> _Questions on the material_
1. In the text on choosing how many shares to incorporate with, what numbers of shares does it give, either for a company to start with or for it to issue to new investors? List each one.
2. Does each statement below agree with the text on choosing how many shares to incorporate with? Answer yes or no for each, and quote the deciding words of the text.
(a) In a funding round, investors become shareholders through a transfer of existing shares.
(b) A company that incorporated with 100 shares could take an investment of exactly £20,000 from one investor in the round described.
(c) Starting with 100,000 shares gives a price of £8 per share in the new round.
3. Summarize the text on choosing how many shares to incorporate with in two sentences.

───── Source extract ─────

What is the correct number of shares to incorporate with?
The short answer is you need the number of shares that results in a manageable price per share for your investors.
Here are two examples:
- You incorporate with 100 shares.
- You’ve set the valuation of your business at £1,000,000, and you are looking to raise £200,000 for 20% of your business.
- The way funding rounds work is that you have to issue new shares to investors to make them shareholders (as opposed to transferring them from the existing shares).
- Because you only had 100 shares to begin with, the maths mean that you could only create 25 new shares to offer to the new investors who are going to give you the £200,000 (because 25/125 = 20%). Therefore, that £200,00 has to be divided by the 25 shares you can offer, to get your share premium price for the funding round. That price per share would be £8,000.
- This can become a problem because it inadvertently sets up a minimum ticket size in the eyes of smaller investors, and also brings inflexibility as an investor would be unable to invest a nice round £20,000, they would be forced to invest either £16,000 or £24,000.
- If you started with 100,000 shares instead, you can divide the £200,000 investment target by 25,000 instead of by 25 as above. This gives you a share price of £8 per share in your new round.
- This is a much more manageable price that does not price out any small investors and effectively will allow all investors to invest exactly the amount they wish.
- Therefore, if you incorporate with enough shares in the company so that problems do not arise later on when you go to raise funds and a nominal value that is low enough so that you do not owe your own company an arm and a leg.
- If you’re looking for a guide on how to incorporate your company, we have written one that you can use alongside the Companies House online application portal here.

───── Supplied data ─────

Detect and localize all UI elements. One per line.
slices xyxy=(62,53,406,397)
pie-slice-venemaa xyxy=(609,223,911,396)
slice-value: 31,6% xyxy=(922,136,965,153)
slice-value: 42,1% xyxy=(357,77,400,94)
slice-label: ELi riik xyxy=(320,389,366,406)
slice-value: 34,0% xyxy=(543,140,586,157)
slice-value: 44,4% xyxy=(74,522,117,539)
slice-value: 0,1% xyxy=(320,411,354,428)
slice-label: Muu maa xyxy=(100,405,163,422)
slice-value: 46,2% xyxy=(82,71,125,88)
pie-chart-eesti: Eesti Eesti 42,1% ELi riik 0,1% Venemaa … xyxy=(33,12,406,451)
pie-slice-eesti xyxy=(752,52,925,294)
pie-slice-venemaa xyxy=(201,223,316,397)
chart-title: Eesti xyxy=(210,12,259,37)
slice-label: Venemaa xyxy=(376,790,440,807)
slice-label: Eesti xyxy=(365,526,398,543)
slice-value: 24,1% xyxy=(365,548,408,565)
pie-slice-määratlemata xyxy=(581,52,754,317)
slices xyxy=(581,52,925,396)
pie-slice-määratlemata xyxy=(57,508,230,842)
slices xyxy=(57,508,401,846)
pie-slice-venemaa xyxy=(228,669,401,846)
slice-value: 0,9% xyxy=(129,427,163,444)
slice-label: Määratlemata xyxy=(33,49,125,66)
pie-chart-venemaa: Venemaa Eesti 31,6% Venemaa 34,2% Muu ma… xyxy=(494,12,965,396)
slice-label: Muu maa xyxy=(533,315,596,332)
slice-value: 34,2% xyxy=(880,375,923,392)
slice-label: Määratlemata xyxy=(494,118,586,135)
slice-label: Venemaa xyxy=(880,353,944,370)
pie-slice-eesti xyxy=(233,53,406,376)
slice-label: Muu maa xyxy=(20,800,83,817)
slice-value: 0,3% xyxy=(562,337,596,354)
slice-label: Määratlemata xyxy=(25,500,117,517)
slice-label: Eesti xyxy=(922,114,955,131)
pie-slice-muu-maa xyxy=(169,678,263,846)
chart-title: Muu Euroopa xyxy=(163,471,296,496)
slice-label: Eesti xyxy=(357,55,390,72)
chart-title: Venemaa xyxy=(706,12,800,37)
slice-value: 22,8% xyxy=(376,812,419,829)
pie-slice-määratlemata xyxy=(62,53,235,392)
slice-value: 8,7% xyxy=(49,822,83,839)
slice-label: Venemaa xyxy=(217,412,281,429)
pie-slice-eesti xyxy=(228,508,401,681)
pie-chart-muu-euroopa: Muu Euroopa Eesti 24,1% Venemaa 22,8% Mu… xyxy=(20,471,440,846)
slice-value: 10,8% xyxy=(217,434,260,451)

─────

> _Answers to this exercise_
1.
- 100 shares to start with
- 25 new shares to issue
- 100,000 shares to start with
- 25,000 new shares to issue

2.
(a) No: "you have to issue new shares to investors to make them shareholders (as opposed to transferring them from the existing shares)."
(b) No: "an investor would be unable to invest a nice round £20,000, they would be forced to invest either £16,000 or £24,000."
(c) Yes: "This gives you a share price of £8 per share in your new round."

3. A company should incorporate with enough shares to give investors a manageable price per share, because new shares must be issued in a funding round. Starting with 100 shares would force a price of £8,000 per share that sets a minimum ticket size and blocks round amounts, while starting with 100,000 shares gives £8 per share and lets every investor put in exactly what they wish.